**Excerpted records:**
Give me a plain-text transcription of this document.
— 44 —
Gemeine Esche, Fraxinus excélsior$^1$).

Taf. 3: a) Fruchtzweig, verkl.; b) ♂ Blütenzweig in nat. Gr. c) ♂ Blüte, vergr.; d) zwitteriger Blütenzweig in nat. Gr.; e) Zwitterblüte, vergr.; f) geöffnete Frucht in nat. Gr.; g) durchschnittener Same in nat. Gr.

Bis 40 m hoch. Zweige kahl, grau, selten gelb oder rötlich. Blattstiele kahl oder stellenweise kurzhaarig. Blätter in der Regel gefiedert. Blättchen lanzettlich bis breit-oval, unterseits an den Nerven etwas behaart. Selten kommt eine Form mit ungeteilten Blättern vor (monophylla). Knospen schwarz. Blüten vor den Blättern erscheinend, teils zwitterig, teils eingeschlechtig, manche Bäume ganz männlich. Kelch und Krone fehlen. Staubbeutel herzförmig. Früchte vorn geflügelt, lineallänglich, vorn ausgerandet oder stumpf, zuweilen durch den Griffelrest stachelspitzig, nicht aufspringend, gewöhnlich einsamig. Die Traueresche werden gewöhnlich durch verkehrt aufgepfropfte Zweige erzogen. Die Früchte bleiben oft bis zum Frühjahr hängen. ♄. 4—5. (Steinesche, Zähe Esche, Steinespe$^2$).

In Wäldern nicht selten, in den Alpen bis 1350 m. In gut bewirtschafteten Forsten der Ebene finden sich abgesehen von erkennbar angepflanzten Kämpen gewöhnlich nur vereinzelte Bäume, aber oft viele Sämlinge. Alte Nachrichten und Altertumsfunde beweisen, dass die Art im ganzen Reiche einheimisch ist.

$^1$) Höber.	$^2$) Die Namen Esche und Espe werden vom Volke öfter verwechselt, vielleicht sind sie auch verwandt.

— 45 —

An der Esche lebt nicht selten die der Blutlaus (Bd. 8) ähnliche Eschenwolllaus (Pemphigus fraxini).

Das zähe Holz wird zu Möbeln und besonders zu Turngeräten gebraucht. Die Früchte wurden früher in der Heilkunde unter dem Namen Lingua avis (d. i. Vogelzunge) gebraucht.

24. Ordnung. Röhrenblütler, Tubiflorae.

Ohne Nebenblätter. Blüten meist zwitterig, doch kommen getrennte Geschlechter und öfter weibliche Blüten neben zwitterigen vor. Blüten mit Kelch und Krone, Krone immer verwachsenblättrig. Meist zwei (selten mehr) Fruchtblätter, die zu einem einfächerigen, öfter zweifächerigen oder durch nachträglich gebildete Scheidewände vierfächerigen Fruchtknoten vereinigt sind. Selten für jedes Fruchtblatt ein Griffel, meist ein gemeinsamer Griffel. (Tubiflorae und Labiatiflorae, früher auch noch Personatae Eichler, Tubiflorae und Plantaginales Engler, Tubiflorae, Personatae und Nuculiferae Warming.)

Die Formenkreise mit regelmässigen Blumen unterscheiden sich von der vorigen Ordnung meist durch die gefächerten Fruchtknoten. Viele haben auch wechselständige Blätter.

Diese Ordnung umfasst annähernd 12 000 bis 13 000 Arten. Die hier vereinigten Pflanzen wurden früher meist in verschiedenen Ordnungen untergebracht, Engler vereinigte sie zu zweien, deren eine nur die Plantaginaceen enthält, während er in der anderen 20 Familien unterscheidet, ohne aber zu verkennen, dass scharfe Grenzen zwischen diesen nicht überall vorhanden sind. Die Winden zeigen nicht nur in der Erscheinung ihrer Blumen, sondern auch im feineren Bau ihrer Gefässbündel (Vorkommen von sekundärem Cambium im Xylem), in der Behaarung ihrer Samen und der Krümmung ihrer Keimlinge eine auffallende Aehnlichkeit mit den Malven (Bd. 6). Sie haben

**Instruction:**
Your task is to retype all the records above with nothing left out.

**Task output:**
Give me a plain-text transcription of this document.
— 44 —
Gemeine Esche, Fraxinus excélsior$^1$).

Taf. 3: a) Fruchtzweig, verkl.; b) ♂ Blütenzweig in nat. Gr. c) ♂ Blüte, vergr.; d) zwitteriger Blütenzweig in nat. Gr.; e) Zwitterblüte, vergr.; f) geöffnete Frucht in nat. Gr.; g) durchschnittener Same in nat. Gr.

Bis 40 m hoch. Zweige kahl, grau, selten gelb oder rötlich. Blattstiele kahl oder stellenweise kurzhaarig. Blätter in der Regel gefiedert. Blättchen lanzettlich bis breit-oval, unterseits an den Nerven etwas behaart. Selten kommt eine Form mit ungeteilten Blättern vor (monophylla). Knospen schwarz. Blüten vor den Blättern erscheinend, teils zwitterig, teils eingeschlechtig, manche Bäume ganz männlich. Kelch und Krone fehlen. Staubbeutel herzförmig. Früchte vorn geflügelt, lineallänglich, vorn ausgerandet oder stumpf, zuweilen durch den Griffelrest stachelspitzig, nicht aufspringend, gewöhnlich einsamig. Die Traueresche werden gewöhnlich durch verkehrt aufgepfropfte Zweige erzogen. Die Früchte bleiben oft bis zum Frühjahr hängen. ♄. 4—5. (Steinesche, Zähe Esche, Steinespe$^2$).

In Wäldern nicht selten, in den Alpen bis 1350 m. In gut bewirtschafteten Forsten der Ebene finden sich abgesehen von erkennbar angepflanzten Kämpen gewöhnlich nur vereinzelte Bäume, aber oft viele Sämlinge. Alte Nachrichten und Altertumsfunde beweisen, dass die Art im ganzen Reiche einheimisch ist.

$^1$) Höber.	$^2$) Die Namen Esche und Espe werden vom Volke öfter verwechselt, vielleicht sind sie auch verwandt.

— 45 —

An der Esche lebt nicht selten die der Blutlaus (Bd. 8) ähnliche Eschenwolllaus (Pemphigus fraxini).

Das zähe Holz wird zu Möbeln und besonders zu Turngeräten gebraucht. Die Früchte wurden früher in der Heilkunde unter dem Namen Lingua avis (d. i. Vogelzunge) gebraucht.

24. Ordnung. Röhrenblütler, Tubiflorae.

Ohne Nebenblätter. Blüten meist zwitterig, doch kommen getrennte Geschlechter und öfter weibliche Blüten neben zwitterigen vor. Blüten mit Kelch und Krone, Krone immer verwachsenblättrig. Meist zwei (selten mehr) Fruchtblätter, die zu einem einfächerigen, öfter zweifächerigen oder durch nachträglich gebildete Scheidewände vierfächerigen Fruchtknoten vereinigt sind. Selten für jedes Fruchtblatt ein Griffel, meist ein gemeinsamer Griffel. (Tubiflorae und Labiatiflorae, früher auch noch Personatae Eichler, Tubiflorae und Plantaginales Engler, Tubiflorae, Personatae und Nuculiferae Warming.)

Die Formenkreise mit regelmässigen Blumen unterscheiden sich von der vorigen Ordnung meist durch die gefächerten Fruchtknoten. Viele haben auch wechselständige Blätter.

Diese Ordnung umfasst annähernd 12 000 bis 13 000 Arten. Die hier vereinigten Pflanzen wurden früher meist in verschiedenen Ordnungen untergebracht, Engler vereinigte sie zu zweien, deren eine nur die Plantaginaceen enthält, während er in der anderen 20 Familien unterscheidet, ohne aber zu verkennen, dass scharfe Grenzen zwischen diesen nicht überall vorhanden sind. Die Winden zeigen nicht nur in der Erscheinung ihrer Blumen, sondern auch im feineren Bau ihrer Gefässbündel (Vorkommen von sekundärem Cambium im Xylem), in der Behaarung ihrer Samen und der Krümmung ihrer Keimlinge eine auffallende Aehnlichkeit mit den Malven (Bd. 6). Sie haben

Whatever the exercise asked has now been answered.